[Problem requirements]
Gather from the material every line that contains the string "cộng".

[Given records]
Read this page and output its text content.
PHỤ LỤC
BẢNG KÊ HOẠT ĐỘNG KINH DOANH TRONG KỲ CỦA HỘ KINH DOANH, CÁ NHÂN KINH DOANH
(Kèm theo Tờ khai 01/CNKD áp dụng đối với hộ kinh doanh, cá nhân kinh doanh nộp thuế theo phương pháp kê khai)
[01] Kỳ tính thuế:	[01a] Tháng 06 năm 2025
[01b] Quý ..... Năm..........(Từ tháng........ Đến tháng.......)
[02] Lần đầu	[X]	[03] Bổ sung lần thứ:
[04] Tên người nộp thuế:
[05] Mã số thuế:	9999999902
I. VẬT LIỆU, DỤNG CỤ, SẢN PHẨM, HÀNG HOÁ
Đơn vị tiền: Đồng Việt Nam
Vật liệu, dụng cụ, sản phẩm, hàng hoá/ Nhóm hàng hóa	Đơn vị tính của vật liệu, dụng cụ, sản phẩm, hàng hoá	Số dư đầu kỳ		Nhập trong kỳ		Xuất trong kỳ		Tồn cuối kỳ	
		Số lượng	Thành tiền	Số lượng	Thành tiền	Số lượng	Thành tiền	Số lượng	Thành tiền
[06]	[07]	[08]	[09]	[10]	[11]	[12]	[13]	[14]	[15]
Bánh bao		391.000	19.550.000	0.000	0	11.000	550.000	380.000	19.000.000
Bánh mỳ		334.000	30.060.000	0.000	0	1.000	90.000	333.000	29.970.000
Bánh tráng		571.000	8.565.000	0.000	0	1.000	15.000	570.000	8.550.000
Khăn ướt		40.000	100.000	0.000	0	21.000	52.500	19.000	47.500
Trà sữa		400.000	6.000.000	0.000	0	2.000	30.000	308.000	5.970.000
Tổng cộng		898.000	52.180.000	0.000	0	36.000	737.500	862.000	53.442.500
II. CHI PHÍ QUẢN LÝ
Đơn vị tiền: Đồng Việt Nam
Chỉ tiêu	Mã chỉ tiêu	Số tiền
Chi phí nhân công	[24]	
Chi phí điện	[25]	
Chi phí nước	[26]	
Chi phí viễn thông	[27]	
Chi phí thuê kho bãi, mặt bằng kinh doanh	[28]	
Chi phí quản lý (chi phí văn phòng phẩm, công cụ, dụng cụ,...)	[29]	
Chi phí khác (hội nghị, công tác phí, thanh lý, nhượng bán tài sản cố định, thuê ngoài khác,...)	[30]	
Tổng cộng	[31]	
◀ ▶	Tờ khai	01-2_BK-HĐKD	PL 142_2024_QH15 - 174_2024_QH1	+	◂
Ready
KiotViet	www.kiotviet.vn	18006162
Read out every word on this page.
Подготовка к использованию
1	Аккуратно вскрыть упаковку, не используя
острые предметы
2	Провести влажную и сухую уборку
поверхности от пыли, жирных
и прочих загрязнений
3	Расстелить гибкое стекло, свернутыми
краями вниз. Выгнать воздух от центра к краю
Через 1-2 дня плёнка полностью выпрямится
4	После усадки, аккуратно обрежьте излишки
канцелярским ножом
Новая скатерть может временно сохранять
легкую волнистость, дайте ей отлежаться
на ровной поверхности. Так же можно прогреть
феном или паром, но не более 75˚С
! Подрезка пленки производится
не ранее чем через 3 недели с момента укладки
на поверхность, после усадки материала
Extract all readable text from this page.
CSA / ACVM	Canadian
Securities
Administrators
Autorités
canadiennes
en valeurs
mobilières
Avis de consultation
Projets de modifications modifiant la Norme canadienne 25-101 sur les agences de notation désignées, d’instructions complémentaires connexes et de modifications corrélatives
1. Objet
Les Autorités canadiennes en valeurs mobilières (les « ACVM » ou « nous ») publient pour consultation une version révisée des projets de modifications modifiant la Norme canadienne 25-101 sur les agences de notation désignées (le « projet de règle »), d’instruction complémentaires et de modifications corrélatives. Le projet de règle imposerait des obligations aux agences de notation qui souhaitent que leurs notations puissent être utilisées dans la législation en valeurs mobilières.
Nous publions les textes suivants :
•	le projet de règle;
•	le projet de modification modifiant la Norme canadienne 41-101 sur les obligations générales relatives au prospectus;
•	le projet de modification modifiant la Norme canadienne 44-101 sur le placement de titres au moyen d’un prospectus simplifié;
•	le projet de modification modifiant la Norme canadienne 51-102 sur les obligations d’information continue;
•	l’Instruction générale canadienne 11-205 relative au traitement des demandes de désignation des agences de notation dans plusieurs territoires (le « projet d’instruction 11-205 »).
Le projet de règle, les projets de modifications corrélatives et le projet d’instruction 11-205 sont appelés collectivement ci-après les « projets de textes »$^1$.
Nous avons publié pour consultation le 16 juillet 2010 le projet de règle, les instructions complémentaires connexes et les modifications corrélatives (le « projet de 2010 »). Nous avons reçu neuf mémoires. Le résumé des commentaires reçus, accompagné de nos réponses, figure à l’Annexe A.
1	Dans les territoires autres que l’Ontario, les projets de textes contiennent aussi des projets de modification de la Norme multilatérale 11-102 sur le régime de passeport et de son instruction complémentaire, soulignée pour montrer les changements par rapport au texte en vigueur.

[Result]
Tổng cộng		898.000	52.180.000	0.000	0	36.000	737.500	862.000	53.442.500
Tổng cộng	[31]	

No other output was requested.